# [What is being asked]
Find every line in the records below that holds the word "onCreate", and copy it out.
## BEGIN Dataset
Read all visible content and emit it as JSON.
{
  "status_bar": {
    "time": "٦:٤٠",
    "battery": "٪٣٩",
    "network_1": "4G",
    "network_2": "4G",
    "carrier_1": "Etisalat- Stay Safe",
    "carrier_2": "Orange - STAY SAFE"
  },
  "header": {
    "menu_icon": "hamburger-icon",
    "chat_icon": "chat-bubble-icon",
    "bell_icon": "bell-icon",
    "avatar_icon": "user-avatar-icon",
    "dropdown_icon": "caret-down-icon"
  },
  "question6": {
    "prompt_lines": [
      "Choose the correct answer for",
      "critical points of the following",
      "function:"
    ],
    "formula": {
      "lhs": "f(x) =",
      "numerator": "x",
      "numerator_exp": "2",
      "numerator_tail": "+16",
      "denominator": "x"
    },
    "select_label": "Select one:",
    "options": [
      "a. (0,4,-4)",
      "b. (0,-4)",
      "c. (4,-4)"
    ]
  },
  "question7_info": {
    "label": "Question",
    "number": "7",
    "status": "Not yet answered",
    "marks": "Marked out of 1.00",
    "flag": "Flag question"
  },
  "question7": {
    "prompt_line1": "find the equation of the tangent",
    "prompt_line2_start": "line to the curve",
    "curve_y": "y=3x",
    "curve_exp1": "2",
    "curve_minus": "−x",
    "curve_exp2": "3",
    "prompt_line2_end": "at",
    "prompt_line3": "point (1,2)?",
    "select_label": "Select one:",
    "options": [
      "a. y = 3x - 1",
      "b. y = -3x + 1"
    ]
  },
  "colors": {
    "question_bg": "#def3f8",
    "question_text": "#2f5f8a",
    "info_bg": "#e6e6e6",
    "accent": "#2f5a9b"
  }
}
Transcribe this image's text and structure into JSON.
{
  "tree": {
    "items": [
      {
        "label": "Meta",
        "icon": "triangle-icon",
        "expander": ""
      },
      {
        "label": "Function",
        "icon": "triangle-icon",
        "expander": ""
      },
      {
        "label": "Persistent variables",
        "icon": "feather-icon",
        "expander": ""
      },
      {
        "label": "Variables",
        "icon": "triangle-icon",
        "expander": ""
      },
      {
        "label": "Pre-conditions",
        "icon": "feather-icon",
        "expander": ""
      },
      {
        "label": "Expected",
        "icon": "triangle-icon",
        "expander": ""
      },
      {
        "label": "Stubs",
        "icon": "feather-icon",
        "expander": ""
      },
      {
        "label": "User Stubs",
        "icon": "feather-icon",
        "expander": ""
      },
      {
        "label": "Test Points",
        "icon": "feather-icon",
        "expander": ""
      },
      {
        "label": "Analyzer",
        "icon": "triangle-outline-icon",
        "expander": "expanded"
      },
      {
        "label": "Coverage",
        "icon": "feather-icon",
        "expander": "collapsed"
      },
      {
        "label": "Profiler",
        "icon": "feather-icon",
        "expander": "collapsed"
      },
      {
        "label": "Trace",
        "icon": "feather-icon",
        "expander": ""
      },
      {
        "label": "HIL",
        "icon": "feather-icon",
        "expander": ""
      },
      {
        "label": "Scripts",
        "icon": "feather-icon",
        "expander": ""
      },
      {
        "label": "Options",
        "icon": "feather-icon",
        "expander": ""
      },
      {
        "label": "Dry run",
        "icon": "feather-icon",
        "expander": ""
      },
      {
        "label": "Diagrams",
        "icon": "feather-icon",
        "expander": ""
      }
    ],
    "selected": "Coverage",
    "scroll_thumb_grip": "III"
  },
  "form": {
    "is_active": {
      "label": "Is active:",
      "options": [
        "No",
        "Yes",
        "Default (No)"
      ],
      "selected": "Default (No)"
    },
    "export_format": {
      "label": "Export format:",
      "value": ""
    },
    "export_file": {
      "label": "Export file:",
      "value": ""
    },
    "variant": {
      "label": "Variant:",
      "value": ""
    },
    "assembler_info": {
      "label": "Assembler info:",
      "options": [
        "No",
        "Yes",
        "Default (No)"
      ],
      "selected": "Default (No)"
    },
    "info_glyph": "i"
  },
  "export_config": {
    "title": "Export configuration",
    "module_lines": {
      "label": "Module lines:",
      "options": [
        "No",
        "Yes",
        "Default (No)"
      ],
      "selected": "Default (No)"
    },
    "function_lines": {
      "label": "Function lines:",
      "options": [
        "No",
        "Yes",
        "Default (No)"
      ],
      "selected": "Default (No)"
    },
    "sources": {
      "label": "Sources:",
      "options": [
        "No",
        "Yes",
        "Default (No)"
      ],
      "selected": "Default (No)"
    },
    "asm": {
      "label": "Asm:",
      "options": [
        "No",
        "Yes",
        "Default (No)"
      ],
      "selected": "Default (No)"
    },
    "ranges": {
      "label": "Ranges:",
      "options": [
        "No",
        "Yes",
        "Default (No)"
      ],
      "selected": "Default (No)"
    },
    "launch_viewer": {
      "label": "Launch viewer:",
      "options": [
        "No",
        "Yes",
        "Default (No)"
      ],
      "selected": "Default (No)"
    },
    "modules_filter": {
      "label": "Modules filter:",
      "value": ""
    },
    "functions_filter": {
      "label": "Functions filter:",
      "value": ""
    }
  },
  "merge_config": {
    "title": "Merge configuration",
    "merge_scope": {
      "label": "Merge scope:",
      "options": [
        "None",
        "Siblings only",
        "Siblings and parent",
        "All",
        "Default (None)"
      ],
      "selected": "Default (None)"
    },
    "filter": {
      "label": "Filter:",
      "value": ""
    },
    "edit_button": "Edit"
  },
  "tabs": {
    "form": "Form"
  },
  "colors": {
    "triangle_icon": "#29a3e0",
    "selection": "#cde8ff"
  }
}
## END Dataset
## BEGIN Dataset
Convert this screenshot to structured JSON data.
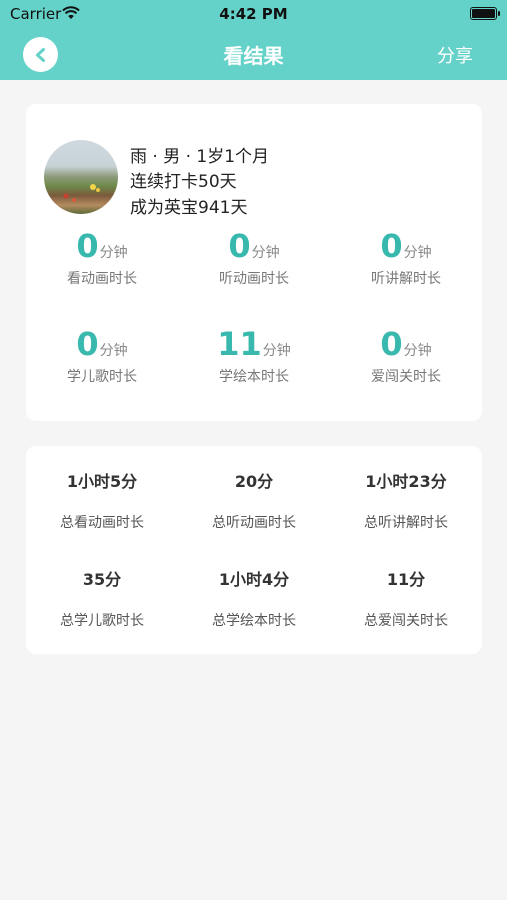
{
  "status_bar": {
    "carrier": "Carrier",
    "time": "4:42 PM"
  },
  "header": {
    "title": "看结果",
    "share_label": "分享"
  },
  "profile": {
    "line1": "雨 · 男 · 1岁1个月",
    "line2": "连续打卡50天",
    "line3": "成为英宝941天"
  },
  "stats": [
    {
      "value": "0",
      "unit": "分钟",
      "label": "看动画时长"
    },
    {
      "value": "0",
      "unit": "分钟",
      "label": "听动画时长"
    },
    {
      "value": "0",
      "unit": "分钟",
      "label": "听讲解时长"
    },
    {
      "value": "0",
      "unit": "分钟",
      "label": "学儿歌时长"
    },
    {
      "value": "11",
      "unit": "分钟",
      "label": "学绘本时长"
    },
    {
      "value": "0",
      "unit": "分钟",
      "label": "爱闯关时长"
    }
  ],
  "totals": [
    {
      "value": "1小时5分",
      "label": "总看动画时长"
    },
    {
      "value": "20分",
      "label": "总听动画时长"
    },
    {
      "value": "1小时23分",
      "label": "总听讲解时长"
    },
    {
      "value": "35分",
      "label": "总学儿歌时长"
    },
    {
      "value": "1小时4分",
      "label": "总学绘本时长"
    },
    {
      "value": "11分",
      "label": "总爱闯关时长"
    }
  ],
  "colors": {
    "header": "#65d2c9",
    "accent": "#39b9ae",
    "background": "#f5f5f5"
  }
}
## END Dataset
## BEGIN Dataset
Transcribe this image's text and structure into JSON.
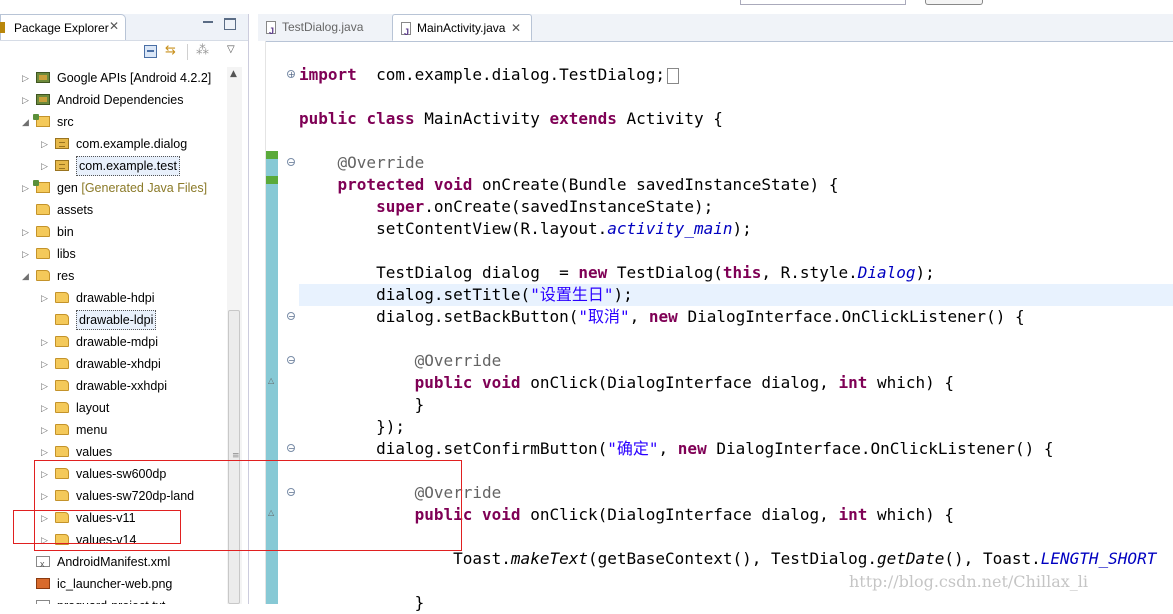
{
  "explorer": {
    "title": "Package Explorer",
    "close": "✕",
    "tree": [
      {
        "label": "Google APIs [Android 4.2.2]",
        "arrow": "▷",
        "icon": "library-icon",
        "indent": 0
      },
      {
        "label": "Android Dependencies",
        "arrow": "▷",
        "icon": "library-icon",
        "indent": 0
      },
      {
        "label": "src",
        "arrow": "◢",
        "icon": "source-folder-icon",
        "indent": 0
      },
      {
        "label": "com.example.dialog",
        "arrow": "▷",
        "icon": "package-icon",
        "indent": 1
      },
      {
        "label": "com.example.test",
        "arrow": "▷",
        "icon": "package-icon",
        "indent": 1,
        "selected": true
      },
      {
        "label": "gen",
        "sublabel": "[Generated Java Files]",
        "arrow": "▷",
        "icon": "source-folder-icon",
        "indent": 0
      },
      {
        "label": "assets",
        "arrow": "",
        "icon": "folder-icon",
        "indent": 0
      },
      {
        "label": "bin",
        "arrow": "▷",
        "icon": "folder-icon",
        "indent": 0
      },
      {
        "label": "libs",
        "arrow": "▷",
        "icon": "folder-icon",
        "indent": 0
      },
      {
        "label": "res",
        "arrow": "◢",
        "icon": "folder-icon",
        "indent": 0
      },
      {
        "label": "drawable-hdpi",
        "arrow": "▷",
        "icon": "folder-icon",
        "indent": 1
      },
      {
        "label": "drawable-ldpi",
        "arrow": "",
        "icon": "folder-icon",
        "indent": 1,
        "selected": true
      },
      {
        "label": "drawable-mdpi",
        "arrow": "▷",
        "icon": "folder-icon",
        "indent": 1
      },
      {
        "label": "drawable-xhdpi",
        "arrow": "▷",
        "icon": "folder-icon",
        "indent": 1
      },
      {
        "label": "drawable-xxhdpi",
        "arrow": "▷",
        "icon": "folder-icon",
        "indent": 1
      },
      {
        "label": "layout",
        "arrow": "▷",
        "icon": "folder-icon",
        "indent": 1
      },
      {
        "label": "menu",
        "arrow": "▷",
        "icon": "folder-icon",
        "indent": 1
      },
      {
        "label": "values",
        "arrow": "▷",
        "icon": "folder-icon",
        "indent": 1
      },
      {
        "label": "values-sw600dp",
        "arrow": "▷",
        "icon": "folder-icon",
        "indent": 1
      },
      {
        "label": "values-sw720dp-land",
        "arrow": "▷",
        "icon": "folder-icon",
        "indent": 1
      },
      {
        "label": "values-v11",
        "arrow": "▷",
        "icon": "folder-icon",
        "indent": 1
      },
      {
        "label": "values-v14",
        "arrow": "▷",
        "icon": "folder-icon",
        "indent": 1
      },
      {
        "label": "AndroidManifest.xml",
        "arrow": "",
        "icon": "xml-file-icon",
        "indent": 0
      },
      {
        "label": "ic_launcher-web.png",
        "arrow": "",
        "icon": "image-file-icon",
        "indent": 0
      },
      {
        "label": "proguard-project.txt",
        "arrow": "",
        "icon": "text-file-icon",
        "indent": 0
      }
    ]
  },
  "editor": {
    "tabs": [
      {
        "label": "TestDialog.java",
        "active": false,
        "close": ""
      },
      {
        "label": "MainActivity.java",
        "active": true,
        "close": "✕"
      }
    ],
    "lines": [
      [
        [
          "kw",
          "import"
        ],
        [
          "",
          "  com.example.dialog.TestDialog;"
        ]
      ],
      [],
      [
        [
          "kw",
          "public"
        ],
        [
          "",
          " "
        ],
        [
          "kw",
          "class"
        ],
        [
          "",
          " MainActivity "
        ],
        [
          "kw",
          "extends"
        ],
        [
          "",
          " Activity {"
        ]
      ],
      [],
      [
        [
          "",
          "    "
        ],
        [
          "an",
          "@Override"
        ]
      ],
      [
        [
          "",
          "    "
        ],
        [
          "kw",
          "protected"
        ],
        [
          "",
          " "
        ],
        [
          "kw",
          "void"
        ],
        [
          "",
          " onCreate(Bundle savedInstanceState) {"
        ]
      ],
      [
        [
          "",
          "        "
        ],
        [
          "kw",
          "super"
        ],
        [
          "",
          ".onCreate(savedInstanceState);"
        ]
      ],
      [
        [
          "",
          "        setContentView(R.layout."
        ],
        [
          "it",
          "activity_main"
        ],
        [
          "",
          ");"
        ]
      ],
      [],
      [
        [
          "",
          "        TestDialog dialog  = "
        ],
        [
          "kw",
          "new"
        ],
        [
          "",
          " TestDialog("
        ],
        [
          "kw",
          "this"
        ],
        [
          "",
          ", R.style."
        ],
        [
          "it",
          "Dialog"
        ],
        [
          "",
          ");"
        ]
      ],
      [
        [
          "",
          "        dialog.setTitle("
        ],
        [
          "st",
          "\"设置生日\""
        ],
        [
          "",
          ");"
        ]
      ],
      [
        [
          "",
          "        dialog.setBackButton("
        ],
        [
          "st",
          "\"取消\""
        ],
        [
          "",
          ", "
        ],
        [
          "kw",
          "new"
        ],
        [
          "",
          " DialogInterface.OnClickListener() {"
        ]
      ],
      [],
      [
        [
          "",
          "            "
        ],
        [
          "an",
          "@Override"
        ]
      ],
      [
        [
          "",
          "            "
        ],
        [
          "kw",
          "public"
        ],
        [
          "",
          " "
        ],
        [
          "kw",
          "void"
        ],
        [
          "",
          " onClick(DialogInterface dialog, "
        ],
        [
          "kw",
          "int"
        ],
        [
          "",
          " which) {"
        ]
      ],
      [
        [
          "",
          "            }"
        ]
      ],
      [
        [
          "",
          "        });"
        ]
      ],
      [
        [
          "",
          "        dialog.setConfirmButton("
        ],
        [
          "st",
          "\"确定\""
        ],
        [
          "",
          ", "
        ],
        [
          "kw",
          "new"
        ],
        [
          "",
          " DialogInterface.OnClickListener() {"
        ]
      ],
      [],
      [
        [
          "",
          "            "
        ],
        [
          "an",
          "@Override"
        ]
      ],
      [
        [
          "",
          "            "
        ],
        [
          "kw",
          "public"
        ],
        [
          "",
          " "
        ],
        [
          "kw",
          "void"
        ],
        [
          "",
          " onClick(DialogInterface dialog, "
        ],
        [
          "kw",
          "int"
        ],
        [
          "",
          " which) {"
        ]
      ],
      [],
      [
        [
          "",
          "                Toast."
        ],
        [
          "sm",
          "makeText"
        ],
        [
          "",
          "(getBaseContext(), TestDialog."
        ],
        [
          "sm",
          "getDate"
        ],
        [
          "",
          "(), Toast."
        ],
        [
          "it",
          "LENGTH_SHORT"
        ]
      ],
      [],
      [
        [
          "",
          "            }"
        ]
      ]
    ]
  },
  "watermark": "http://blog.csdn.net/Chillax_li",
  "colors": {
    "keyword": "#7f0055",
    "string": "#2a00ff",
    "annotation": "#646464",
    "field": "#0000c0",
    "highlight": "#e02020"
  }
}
## END Dataset
# [Exercise answer]
          " onCreate(Bundle savedInstanceState) {"
          ".onCreate(savedInstanceState);"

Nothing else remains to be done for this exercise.